- [Supplied text]
::::
# Happy Mouth bit - not a happy bunny!



## squirtlysmum (3 May 2008)

I bought my baby ned a hanging cheek snaffle with a peanut as I thought he would mouth it well and he's had in his mouth three times, it is now completely unusable as the plastic is cracked and appears chewed with sharp edges. Has anyone else had this sort of problem I'm not impressed that I've paid over £30 for this and it clearly doesn't do the job.


----------



## sam72431 (3 May 2008)

Hi

Yes i had a happy moth Dutch gag with a joint i used it for about a month if that it it is completely chewed and unusable, wouldnt buy one again!


----------



## Bert&Maud (3 May 2008)

I bought the full cheek with peanut for my baby -  he wore it about 5 times and went really well in it, but it already has some sharp bits near the centre, and it also rubs the corners or his mouth although it seemed to be a good fit. I certainly wouldn't buy another one.


----------



## Angelbones (3 May 2008)
::::
- [Record extracts]

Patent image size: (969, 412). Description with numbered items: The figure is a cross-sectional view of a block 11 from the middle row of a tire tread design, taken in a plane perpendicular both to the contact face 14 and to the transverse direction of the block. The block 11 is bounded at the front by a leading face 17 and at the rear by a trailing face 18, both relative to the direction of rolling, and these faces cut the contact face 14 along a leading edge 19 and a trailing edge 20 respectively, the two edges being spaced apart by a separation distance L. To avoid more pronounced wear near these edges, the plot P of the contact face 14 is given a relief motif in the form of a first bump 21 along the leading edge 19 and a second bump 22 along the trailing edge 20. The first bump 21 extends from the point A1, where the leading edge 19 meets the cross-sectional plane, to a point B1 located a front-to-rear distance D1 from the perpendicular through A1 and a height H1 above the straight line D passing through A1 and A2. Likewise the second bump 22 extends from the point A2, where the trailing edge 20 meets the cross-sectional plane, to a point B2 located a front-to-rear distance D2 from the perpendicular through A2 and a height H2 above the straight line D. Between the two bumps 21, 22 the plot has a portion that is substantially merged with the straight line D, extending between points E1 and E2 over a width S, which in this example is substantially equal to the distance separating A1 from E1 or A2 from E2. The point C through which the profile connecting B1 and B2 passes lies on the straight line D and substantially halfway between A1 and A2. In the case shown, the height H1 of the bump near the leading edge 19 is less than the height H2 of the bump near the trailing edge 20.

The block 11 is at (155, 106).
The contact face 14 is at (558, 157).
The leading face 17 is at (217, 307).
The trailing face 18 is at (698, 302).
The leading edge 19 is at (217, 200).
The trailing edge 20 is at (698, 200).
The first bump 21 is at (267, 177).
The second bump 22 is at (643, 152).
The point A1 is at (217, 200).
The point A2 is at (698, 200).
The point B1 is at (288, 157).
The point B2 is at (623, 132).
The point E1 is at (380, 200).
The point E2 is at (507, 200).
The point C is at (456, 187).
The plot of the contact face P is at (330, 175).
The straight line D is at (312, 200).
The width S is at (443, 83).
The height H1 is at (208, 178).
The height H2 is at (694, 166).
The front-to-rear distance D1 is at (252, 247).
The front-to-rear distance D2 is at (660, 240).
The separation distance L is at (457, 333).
::::
- [Aim] Can you write out the stretch of the Happy Mouth bit thread from "Yes i had a" through "buy another one."?

- [Reply to the exercise]
Yes i had a happy moth Dutch gag with a joint i used it for about a month if that it it is completely chewed and unusable, wouldnt buy one again!


----------



## Bert&Maud (3 May 2008)

I bought the full cheek with peanut for my baby -  he wore it about 5 times and went really well in it, but it already has some sharp bits near the centre, and it also rubs the corners or his mouth although it seemed to be a good fit. I certainly wouldn't buy another one.